Gather up all lines that carry the word "goals".

------ DATA RECORDS ------

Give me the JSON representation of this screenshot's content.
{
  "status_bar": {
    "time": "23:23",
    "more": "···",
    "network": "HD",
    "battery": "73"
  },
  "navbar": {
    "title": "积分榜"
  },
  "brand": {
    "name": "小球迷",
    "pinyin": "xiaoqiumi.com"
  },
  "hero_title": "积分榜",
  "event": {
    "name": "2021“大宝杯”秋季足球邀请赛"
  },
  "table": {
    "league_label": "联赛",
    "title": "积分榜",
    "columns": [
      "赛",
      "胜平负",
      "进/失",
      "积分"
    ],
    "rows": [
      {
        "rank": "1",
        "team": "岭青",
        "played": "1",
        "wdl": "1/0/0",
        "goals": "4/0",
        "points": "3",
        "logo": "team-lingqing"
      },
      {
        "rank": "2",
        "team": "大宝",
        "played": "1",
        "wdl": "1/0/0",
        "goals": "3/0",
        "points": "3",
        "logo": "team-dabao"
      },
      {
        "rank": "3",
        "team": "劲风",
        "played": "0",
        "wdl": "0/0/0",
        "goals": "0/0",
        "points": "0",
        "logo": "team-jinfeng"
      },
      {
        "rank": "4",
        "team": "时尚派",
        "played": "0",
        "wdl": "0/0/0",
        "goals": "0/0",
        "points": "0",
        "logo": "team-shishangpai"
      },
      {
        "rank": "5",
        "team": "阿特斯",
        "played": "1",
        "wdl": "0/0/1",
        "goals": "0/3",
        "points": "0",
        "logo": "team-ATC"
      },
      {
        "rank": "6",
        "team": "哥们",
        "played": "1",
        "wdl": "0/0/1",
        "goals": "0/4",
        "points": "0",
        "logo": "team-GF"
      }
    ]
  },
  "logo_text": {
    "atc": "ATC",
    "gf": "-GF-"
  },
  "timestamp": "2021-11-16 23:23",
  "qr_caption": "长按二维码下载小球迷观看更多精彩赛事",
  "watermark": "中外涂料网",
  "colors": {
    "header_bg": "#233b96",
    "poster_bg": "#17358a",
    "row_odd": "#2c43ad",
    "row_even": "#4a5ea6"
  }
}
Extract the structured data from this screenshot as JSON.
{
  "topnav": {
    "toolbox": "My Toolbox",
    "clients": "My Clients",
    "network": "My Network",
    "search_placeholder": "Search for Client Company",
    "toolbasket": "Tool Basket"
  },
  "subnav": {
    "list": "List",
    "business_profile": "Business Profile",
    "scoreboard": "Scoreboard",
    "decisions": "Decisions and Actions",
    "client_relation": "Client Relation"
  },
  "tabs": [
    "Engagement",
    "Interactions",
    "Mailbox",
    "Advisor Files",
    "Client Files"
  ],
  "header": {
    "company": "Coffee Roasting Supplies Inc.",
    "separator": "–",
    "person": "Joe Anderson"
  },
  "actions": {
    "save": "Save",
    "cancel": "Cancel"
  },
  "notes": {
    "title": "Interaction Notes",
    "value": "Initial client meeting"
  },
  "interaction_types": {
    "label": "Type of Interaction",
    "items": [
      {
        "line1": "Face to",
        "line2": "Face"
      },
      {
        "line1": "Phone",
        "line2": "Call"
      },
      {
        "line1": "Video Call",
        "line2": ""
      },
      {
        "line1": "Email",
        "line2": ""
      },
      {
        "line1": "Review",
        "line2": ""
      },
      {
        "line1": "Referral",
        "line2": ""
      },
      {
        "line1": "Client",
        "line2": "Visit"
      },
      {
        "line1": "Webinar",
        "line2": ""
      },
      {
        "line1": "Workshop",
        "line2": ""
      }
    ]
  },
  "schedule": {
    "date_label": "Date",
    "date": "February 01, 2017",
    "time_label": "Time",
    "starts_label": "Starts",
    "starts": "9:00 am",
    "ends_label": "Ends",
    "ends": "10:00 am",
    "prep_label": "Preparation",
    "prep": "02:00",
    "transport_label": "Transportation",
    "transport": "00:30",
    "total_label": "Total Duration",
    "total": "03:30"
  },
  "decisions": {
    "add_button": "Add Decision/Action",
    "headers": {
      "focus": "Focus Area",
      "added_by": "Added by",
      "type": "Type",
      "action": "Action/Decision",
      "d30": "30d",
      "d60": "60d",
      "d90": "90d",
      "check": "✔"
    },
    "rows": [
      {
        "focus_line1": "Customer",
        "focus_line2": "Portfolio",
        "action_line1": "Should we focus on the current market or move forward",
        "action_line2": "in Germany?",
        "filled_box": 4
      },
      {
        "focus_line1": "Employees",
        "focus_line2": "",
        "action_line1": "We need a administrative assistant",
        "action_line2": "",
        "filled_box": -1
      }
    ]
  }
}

------

» **RESULT OF THIS EXERCISE**
        "goals": "4/0",
        "goals": "3/0",
        "goals": "0/0",
        "goals": "0/0",
        "goals": "0/3",
        "goals": "0/4",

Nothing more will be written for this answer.